begin Information provided

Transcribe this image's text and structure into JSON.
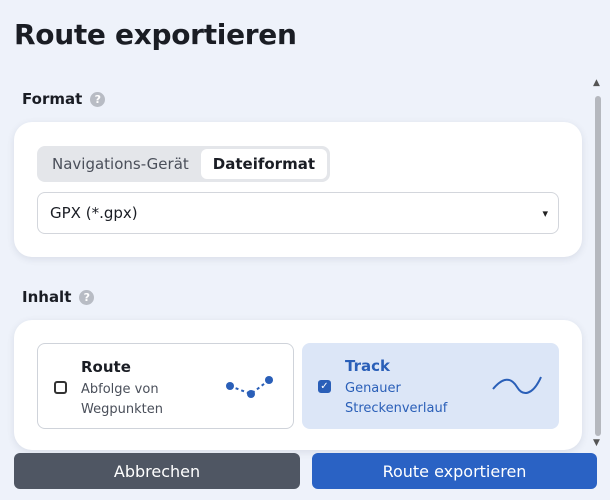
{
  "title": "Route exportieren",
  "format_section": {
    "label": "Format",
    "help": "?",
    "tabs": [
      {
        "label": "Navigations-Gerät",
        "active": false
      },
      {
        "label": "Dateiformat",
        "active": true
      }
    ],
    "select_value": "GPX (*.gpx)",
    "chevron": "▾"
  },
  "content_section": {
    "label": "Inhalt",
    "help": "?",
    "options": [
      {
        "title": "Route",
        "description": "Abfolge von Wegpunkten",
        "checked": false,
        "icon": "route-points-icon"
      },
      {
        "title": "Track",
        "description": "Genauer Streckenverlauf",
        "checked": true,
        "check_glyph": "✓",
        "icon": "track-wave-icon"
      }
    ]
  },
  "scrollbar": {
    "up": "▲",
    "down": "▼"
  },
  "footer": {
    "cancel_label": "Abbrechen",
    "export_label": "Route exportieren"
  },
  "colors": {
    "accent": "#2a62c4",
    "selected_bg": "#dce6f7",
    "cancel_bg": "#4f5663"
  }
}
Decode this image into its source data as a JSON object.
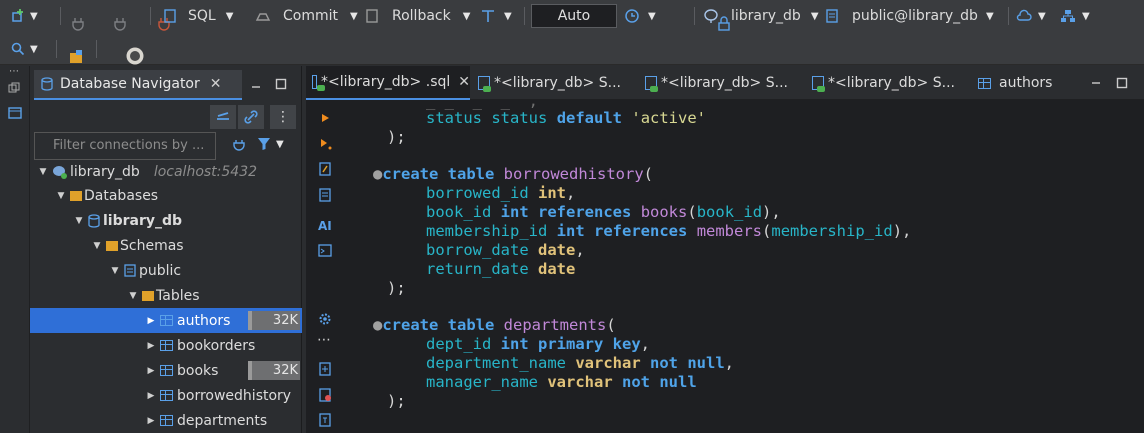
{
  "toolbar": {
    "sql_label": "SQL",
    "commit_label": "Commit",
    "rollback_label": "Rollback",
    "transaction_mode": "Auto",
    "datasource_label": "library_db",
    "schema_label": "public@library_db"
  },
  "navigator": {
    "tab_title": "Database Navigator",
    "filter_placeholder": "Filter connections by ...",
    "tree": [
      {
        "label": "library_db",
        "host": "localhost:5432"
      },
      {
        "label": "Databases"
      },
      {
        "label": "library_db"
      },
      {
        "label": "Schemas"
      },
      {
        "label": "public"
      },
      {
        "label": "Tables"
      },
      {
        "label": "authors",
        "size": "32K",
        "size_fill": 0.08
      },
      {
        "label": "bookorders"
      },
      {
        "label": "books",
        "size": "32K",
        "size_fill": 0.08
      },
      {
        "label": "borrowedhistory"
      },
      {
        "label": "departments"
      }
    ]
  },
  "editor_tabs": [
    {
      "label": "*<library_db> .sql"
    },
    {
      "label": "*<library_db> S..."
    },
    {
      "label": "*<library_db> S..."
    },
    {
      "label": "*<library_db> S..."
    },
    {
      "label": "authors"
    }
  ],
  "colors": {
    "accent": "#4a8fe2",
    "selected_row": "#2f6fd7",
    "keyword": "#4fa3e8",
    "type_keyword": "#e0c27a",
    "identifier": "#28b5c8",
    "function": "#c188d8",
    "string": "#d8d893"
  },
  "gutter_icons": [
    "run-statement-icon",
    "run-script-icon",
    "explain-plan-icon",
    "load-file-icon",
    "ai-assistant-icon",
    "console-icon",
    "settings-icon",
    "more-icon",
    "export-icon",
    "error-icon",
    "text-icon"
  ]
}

end Information provided

Task statement ▸
Using the listing above, return all lines where the word "this" occurs.

Task response ▸
Transcribe this image's text and structure into JSON.
Decode this image into its source data as a JSON object.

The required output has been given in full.